===== Input material =====

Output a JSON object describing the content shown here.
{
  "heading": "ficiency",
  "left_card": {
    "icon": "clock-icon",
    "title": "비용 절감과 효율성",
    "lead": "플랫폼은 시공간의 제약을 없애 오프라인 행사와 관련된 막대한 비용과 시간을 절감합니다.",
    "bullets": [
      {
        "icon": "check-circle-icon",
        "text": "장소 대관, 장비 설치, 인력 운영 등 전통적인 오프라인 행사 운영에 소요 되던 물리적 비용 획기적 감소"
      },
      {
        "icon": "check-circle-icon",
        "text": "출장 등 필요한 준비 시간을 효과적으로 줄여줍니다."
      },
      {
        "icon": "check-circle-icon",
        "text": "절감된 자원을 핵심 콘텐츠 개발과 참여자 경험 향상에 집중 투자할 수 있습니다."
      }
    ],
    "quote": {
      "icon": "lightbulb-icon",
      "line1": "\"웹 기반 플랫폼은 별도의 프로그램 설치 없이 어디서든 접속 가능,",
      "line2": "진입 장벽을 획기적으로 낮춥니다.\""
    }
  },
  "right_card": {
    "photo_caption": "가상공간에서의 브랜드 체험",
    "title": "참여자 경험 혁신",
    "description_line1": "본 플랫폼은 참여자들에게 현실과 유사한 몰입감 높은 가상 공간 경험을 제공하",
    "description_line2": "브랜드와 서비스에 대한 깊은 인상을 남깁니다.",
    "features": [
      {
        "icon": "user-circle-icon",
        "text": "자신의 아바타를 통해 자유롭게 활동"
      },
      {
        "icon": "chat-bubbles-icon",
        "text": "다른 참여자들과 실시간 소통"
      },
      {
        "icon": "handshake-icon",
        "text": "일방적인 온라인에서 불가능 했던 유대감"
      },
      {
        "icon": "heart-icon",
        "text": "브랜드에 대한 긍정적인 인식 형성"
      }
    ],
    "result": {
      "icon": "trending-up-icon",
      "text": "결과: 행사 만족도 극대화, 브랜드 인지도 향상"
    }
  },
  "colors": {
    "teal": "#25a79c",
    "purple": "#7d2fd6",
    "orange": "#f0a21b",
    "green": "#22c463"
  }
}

=====

**Instruction**
Take the lines above and retype all of them exactly.

**Result of this exercise**
Output a JSON object describing the content shown here.
{
  "heading": "ficiency",
  "left_card": {
    "icon": "clock-icon",
    "title": "비용 절감과 효율성",
    "lead": "플랫폼은 시공간의 제약을 없애 오프라인 행사와 관련된 막대한 비용과 시간을 절감합니다.",
    "bullets": [
      {
        "icon": "check-circle-icon",
        "text": "장소 대관, 장비 설치, 인력 운영 등 전통적인 오프라인 행사 운영에 소요 되던 물리적 비용 획기적 감소"
      },
      {
        "icon": "check-circle-icon",
        "text": "출장 등 필요한 준비 시간을 효과적으로 줄여줍니다."
      },
      {
        "icon": "check-circle-icon",
        "text": "절감된 자원을 핵심 콘텐츠 개발과 참여자 경험 향상에 집중 투자할 수 있습니다."
      }
    ],
    "quote": {
      "icon": "lightbulb-icon",
      "line1": "\"웹 기반 플랫폼은 별도의 프로그램 설치 없이 어디서든 접속 가능,",
      "line2": "진입 장벽을 획기적으로 낮춥니다.\""
    }
  },
  "right_card": {
    "photo_caption": "가상공간에서의 브랜드 체험",
    "title": "참여자 경험 혁신",
    "description_line1": "본 플랫폼은 참여자들에게 현실과 유사한 몰입감 높은 가상 공간 경험을 제공하",
    "description_line2": "브랜드와 서비스에 대한 깊은 인상을 남깁니다.",
    "features": [
      {
        "icon": "user-circle-icon",
        "text": "자신의 아바타를 통해 자유롭게 활동"
      },
      {
        "icon": "chat-bubbles-icon",
        "text": "다른 참여자들과 실시간 소통"
      },
      {
        "icon": "handshake-icon",
        "text": "일방적인 온라인에서 불가능 했던 유대감"
      },
      {
        "icon": "heart-icon",
        "text": "브랜드에 대한 긍정적인 인식 형성"
      }
    ],
    "result": {
      "icon": "trending-up-icon",
      "text": "결과: 행사 만족도 극대화, 브랜드 인지도 향상"
    }
  },
  "colors": {
    "teal": "#25a79c",
    "purple": "#7d2fd6",
    "orange": "#f0a21b",
    "green": "#22c463"
  }
}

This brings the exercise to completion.